## EXERCISE REQUIREMENTS
Repeat the material exactly, leaving nothing out.
------------------------------------------------
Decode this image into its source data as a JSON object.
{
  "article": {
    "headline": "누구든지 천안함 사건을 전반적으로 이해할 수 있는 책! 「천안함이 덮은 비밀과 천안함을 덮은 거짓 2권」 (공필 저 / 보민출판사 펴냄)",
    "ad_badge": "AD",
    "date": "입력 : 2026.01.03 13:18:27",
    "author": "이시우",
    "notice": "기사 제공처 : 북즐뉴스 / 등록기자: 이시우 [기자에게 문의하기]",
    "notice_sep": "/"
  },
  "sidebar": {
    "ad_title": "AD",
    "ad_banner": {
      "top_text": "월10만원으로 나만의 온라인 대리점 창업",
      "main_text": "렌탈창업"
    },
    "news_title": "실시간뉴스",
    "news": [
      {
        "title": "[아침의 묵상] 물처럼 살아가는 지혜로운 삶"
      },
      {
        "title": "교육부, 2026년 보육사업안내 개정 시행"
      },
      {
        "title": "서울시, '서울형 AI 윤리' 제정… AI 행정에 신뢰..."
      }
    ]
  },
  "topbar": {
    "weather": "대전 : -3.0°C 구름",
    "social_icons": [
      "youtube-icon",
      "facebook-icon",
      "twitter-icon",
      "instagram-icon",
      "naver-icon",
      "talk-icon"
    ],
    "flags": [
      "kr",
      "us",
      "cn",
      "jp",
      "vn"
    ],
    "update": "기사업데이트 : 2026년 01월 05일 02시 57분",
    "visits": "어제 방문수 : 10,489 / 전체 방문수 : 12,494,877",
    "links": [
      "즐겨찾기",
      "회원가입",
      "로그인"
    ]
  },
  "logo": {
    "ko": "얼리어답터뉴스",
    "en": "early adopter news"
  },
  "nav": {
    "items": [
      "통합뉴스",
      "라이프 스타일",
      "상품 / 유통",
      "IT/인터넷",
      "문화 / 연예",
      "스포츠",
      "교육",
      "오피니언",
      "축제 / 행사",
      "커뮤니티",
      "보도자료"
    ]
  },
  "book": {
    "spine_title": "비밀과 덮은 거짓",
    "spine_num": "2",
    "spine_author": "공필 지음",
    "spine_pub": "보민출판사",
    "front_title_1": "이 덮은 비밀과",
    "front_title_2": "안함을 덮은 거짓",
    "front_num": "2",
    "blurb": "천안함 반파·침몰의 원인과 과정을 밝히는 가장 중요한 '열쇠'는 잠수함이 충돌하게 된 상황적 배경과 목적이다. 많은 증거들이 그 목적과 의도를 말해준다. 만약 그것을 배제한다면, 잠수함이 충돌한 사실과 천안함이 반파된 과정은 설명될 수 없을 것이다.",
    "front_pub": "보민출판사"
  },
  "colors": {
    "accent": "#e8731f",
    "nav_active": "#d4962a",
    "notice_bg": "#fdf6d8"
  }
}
------------------------------------------------
## THE REPLY
Decode this image into its source data as a JSON object.
{
  "article": {
    "headline": "누구든지 천안함 사건을 전반적으로 이해할 수 있는 책! 「천안함이 덮은 비밀과 천안함을 덮은 거짓 2권」 (공필 저 / 보민출판사 펴냄)",
    "ad_badge": "AD",
    "date": "입력 : 2026.01.03 13:18:27",
    "author": "이시우",
    "notice": "기사 제공처 : 북즐뉴스 / 등록기자: 이시우 [기자에게 문의하기]",
    "notice_sep": "/"
  },
  "sidebar": {
    "ad_title": "AD",
    "ad_banner": {
      "top_text": "월10만원으로 나만의 온라인 대리점 창업",
      "main_text": "렌탈창업"
    },
    "news_title": "실시간뉴스",
    "news": [
      {
        "title": "[아침의 묵상] 물처럼 살아가는 지혜로운 삶"
      },
      {
        "title": "교육부, 2026년 보육사업안내 개정 시행"
      },
      {
        "title": "서울시, '서울형 AI 윤리' 제정… AI 행정에 신뢰..."
      }
    ]
  },
  "topbar": {
    "weather": "대전 : -3.0°C 구름",
    "social_icons": [
      "youtube-icon",
      "facebook-icon",
      "twitter-icon",
      "instagram-icon",
      "naver-icon",
      "talk-icon"
    ],
    "flags": [
      "kr",
      "us",
      "cn",
      "jp",
      "vn"
    ],
    "update": "기사업데이트 : 2026년 01월 05일 02시 57분",
    "visits": "어제 방문수 : 10,489 / 전체 방문수 : 12,494,877",
    "links": [
      "즐겨찾기",
      "회원가입",
      "로그인"
    ]
  },
  "logo": {
    "ko": "얼리어답터뉴스",
    "en": "early adopter news"
  },
  "nav": {
    "items": [
      "통합뉴스",
      "라이프 스타일",
      "상품 / 유통",
      "IT/인터넷",
      "문화 / 연예",
      "스포츠",
      "교육",
      "오피니언",
      "축제 / 행사",
      "커뮤니티",
      "보도자료"
    ]
  },
  "book": {
    "spine_title": "비밀과 덮은 거짓",
    "spine_num": "2",
    "spine_author": "공필 지음",
    "spine_pub": "보민출판사",
    "front_title_1": "이 덮은 비밀과",
    "front_title_2": "안함을 덮은 거짓",
    "front_num": "2",
    "blurb": "천안함 반파·침몰의 원인과 과정을 밝히는 가장 중요한 '열쇠'는 잠수함이 충돌하게 된 상황적 배경과 목적이다. 많은 증거들이 그 목적과 의도를 말해준다. 만약 그것을 배제한다면, 잠수함이 충돌한 사실과 천안함이 반파된 과정은 설명될 수 없을 것이다.",
    "front_pub": "보민출판사"
  },
  "colors": {
    "accent": "#e8731f",
    "nav_active": "#d4962a",
    "notice_bg": "#fdf6d8"
  }
}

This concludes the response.